Let’s check if there are differences in importance for the parameters in the “random” subset and the “bohb” subset.
plotImportance(bohbTask)
plotImportance(randomTask)
The hyperparameter survival_fraction is the most important parameter. Also random_interleave_fraction has high importance for both subsets. The parameters filter_algorithm and random_interleave_random do not seem to be important at all.
Bohb sample: The parameter budget_log_step is now more important. In the first plot, this parameter was not ranked that high. So we can assume that it is very important for this subset. The importance of the other parameters has not changed that much compared to the full data but the hyperparameter surrogate_learner and filter_with_max_budget are more important than for “random” samples.
Random sample: It looks like the right parameter configuration is more important in the “bohb” sample because The parameter importance values are in general higher than in the “bohb” sample. The parameters filter_factor_last and filter_factor_first have a higher importance in the “random” sample.
We could see in the beginning that most of the good results were gained with “bohb” samples. That’s why we will focus on “bohb” samples only from now on. That is, we remove the 13 rows of “random” samples from the underlying data.
bohbBest <- bohb[bohb$yval >= quantile(bohb$yval, 0.8),]
bohbBestTask <- TaskRegr$new(id = "bohbBestTask", backend = bohbBest, target = "yval")
The survival_fraction parameter is the most important parameter for both samples of the entire dataset. With a PDP, we can gain better insight into how the parameter should be configured.
plotPartialDependence(bohbTask, features = c("survival_fraction"), rug = TRUE, plotICE = FALSE)
plotPartialDependence(randomTask, features = c("survival_fraction"), rug = TRUE, plotICE = FALSE)
In general, lower values achieve better performance than higher values. For the “bohb” susbet, the best range seems to be between 0.15 and 0.6. This means that too low a value is not so good in this case. For the “random” subset it is almost monotonically decreasing, which means that lower values are always better.
A possibility to find reasons for the structure is to filter the dataset again. For this we can split the data according to the best 20% yval values of the “bohb” samples
plotPartialDependence(bohbBestTask, features = c("survival_fraction"), rug = TRUE, plotICE = FALSE, gridsize = 20)
In this case, higher values seem to be somewhat better. This is surprising, since in the general case low values were more important. It could mean that with good configurations of other parameters, the survival_fraction parameter even gives better results when a high value is chosen. This could also explain the increase in the range between 0.5 and 0.75. Looking at the rug, we see that most configurations were made below 0.5 and the fewest configurations were made above 0.75. Because of the few configurations with high values, the effect of good performances in this range is less strong. In the range between 0.5 and 0.75, there are more configurations, which therefore have a greater impact on the average curve. However, the difference on the y-axis is only small and therefore it cannot be said that high values are better.

- - - - - - -

WHAT TO PRODUCE: Extend the hyperparameter importance text above, picking up right after its final sentence.

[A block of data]
- - - - - - -

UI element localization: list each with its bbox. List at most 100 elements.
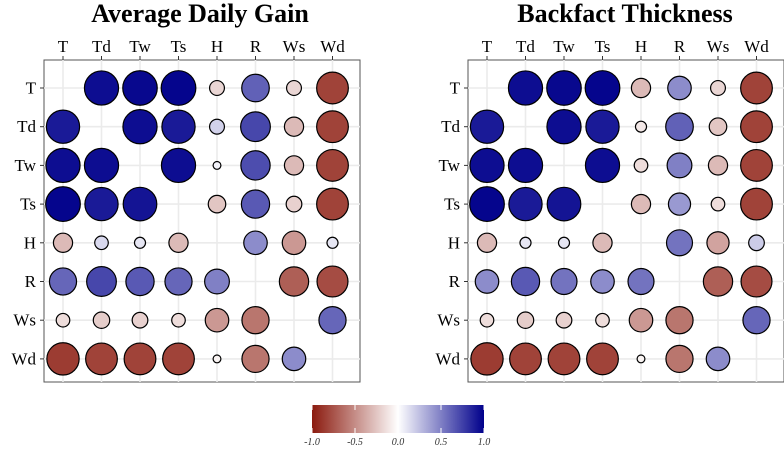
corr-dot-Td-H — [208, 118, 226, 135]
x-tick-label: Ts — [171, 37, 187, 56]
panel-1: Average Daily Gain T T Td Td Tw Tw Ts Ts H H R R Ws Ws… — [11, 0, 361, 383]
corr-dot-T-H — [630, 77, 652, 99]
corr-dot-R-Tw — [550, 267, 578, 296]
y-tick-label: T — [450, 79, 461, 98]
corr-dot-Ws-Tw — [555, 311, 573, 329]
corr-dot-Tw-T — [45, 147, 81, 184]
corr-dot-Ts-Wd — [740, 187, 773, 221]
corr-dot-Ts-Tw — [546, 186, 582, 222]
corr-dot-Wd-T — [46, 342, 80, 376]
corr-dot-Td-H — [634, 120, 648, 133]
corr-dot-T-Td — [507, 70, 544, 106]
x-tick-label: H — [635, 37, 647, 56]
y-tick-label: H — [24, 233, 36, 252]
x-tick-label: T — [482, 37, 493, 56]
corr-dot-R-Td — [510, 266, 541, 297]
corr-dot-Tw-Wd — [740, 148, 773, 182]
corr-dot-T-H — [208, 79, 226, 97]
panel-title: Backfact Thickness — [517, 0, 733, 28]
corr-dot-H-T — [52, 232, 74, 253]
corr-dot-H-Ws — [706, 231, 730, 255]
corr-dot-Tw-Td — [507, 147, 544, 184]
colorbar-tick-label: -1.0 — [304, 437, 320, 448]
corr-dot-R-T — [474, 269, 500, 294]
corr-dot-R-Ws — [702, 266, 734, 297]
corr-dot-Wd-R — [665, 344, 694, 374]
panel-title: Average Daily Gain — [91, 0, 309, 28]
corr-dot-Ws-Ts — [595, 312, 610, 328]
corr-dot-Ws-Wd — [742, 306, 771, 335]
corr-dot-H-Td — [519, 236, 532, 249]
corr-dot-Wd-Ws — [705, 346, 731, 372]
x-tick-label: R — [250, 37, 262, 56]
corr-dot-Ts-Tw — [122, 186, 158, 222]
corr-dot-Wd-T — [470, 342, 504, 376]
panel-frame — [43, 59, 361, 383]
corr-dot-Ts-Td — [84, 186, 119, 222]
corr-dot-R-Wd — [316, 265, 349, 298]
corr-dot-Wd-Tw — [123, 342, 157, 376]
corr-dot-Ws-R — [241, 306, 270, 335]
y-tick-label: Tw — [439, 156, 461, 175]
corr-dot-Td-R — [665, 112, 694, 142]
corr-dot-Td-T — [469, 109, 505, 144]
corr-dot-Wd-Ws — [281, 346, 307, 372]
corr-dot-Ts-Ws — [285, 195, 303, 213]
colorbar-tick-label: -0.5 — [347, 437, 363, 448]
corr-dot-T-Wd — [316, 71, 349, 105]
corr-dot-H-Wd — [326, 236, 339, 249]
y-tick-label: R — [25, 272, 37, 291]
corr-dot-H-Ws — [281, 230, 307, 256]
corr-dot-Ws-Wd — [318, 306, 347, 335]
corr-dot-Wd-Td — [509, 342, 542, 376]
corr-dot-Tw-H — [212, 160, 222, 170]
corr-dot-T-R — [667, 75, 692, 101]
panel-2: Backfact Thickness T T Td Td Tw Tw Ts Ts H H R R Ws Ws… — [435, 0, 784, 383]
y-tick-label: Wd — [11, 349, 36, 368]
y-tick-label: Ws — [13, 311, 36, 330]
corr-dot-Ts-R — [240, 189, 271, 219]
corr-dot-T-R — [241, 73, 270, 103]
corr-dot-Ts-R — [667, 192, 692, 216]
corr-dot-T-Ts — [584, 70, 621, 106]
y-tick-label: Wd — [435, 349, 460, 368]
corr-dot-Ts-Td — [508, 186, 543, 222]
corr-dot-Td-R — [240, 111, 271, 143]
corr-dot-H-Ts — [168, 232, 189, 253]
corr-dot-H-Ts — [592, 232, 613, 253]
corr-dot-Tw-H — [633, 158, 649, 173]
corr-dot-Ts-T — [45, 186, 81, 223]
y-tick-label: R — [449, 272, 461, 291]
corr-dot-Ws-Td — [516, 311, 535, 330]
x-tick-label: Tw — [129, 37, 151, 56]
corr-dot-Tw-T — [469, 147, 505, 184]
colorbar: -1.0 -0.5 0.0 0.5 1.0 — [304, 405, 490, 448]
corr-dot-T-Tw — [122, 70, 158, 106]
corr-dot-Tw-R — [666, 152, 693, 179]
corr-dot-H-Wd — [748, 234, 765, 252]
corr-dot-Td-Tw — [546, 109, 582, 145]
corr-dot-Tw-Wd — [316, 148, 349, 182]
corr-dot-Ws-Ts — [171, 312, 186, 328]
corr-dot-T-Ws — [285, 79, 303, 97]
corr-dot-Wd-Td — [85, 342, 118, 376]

- - - - - - -

RESPONSE TO THE TASK:
Another important parameter for “bohb” subset is the surrogate_learner.
plotPartialDependence(bohbTask, features = c("surrogate_learner"), rug = FALSE, plotICE = FALSE)
In this graphic, knn1 and knn7 seem to be the best choices based on the results so far. For a more detailed analysis, we should divide the data into the individual surrogate_learners again and check if there are difference in the importance of the remaining parameters.
knn1 <- bohb[bohb$surrogate_learner == "knn1",]
knn7 <- bohb[bohb$surrogate_learner == "knn7",]
bohblrn <- bohb[bohb$surrogate_learner == "bohblrn",]
ranger <- bohb[bohb$surrogate_learner == "ranger",]
knn1Task <- TaskRegr$new(id = "knn1Task", backend = knn1, target = "yval")
knn7Task <- TaskRegr$new(id = "knn7Task", backend = knn7, target = "yval")
bohblrnTask <- TaskRegr$new(id = "bohblrnTask", backend = bohblrn, target = "yval")
rangerTask <- TaskRegr$new(id = "rangerTask", backend = ranger, target = "yval")
plotImportance(knn1Task)
plotImportance(knn7Task)
plotImportance(bohblrnTask)
plotImportance(rangerTask)
The parameter survival_fraction is very important for the “bohblrn” and “knn1” subset. This could already be seen in the PDP for survival_fraction. The hyperparameter random_interleave_fraction has high importance for all surrogate_learners. For the factor “knn7” the parameter budget_log_step seems to be more important than for other factors of the surrogate_learner parameter. To check why the importance differs and whether the parameters have different good ranges, let’s take a closer look at 3 very important parameters. We use ICE curves here to gain further insight. Later we check each factor separately for the top 20% of the configuration to find differences.
plotPartialDependence(knn1Task, "random_interleave_fraction", plotICE = FALSE)
plotPartialDependence(knn7Task, "random_interleave_fraction", plotICE = FALSE)
plotPartialDependence(bohblrnTask, "random_interleave_fraction", plotICE = FALSE)
plotPartialDependence(rangerTask, "random_interleave_fraction", plotICE = FALSE)
For “knn1”, lower random_interleave_fraction values seem to be better. For “knn7” and “bohblrn”, the random_interleave_fraction values should be neither too high nor too low, and for “ranger”, higher values lead to better yval results. A good range for “bohblrn” seems to be between 0.05 and 0.65. For knn1 a value between 0.05 and 0.5 seems good. A good range for “knn7” seems to be between 0.25 and 0.75
plotPartialDependence(knn1Task, "survival_fraction", plotICE = FALSE)
plotPartialDependence(knn7Task, "survival_fraction", plotICE = FALSE)
plotPartialDependence(bohblrnTask, "survival_fraction", plotICE = FALSE)
plotPartialDependence(rangerTask, "survival_fraction", plotICE = FALSE)
Low value for survival_fraction are better in general and could be set to under 0.5 but high values are worst for the “boblrn”. For the surrogate_learner “knn7” values around 0.5 seems to produce best performanes, for the factor “knn1” a good choice is between 0.1 and 0.6. For for all other factors values under 0.5 are better.
plotPartialDependence(knn1Task, "budget_log_step", gridsize = 40, plotICE = FALSE)
plotPartialDependence(knn7Task, "budget_log_step", gridsize = 40, plotICE = FALSE)
plotPartialDependence(bohblrnTask, "budget_log_step", plotICE = FALSE)
plotPartialDependence(rangerTask, "budget_log_step", plotICE = FALSE)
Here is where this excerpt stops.